Data entries:
»»

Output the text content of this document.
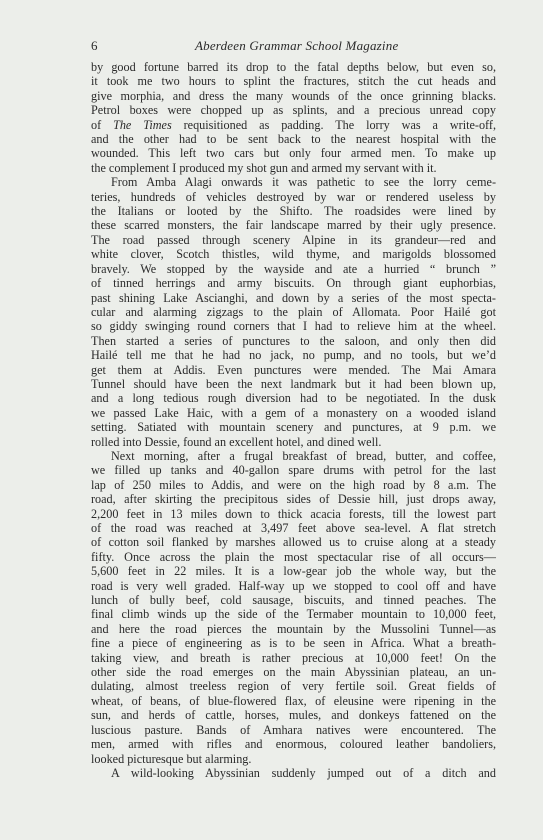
6	Aberdeen Grammar School Magazine
by good fortune barred its drop to the fatal depths below, but even so,
it took me two hours to splint the fractures, stitch the cut heads and
give morphia, and dress the many wounds of the once grinning blacks.
Petrol boxes were chopped up as splints, and a precious unread copy
of The Times requisitioned as padding. The lorry was a write-off,
and the other had to be sent back to the nearest hospital with the
wounded. This left two cars but only four armed men. To make up
the complement I produced my shot gun and armed my servant with it.
From Amba Alagi onwards it was pathetic to see the lorry ceme-
teries, hundreds of vehicles destroyed by war or rendered useless by
the Italians or looted by the Shifto. The roadsides were lined by
these scarred monsters, the fair landscape marred by their ugly presence.
The road passed through scenery Alpine in its grandeur—red and
white clover, Scotch thistles, wild thyme, and marigolds blossomed
bravely. We stopped by the wayside and ate a hurried “ brunch ”
of tinned herrings and army biscuits. On through giant euphorbias,
past shining Lake Ascianghi, and down by a series of the most specta-
cular and alarming zigzags to the plain of Allomata. Poor Hailé got
so giddy swinging round corners that I had to relieve him at the wheel.
Then started a series of punctures to the saloon, and only then did
Hailé tell me that he had no jack, no pump, and no tools, but we’d
get them at Addis. Even punctures were mended. The Mai Amara
Tunnel should have been the next landmark but it had been blown up,
and a long tedious rough diversion had to be negotiated. In the dusk
we passed Lake Haic, with a gem of a monastery on a wooded island
setting. Satiated with mountain scenery and punctures, at 9 p.m. we
rolled into Dessie, found an excellent hotel, and dined well.
Next morning, after a frugal breakfast of bread, butter, and coffee,
we filled up tanks and 40-gallon spare drums with petrol for the last
lap of 250 miles to Addis, and were on the high road by 8 a.m. The
road, after skirting the precipitous sides of Dessie hill, just drops away,
2,200 feet in 13 miles down to thick acacia forests, till the lowest part
of the road was reached at 3,497 feet above sea-level. A flat stretch
of cotton soil flanked by marshes allowed us to cruise along at a steady
fifty. Once across the plain the most spectacular rise of all occurs—
5,600 feet in 22 miles. It is a low-gear job the whole way, but the
road is very well graded. Half-way up we stopped to cool off and have
lunch of bully beef, cold sausage, biscuits, and tinned peaches. The
final climb winds up the side of the Termaber mountain to 10,000 feet,
and here the road pierces the mountain by the Mussolini Tunnel—as
fine a piece of engineering as is to be seen in Africa. What a breath-
taking view, and breath is rather precious at 10,000 feet! On the
other side the road emerges on the main Abyssinian plateau, an un-
dulating, almost treeless region of very fertile soil. Great fields of
wheat, of beans, of blue-flowered flax, of eleusine were ripening in the
sun, and herds of cattle, horses, mules, and donkeys fattened on the
luscious pasture. Bands of Amhara natives were encountered. The
men, armed with rifles and enormous, coloured leather bandoliers,
looked picturesque but alarming.
A wild-looking Abyssinian suddenly jumped out of a ditch and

««

▶ Objective
Pick out every line with the string "scenery" and copy it.

▶ Response to the exercise
The road passed through scenery Alpine in its grandeur—red and
setting. Satiated with mountain scenery and punctures, at 9 p.m. we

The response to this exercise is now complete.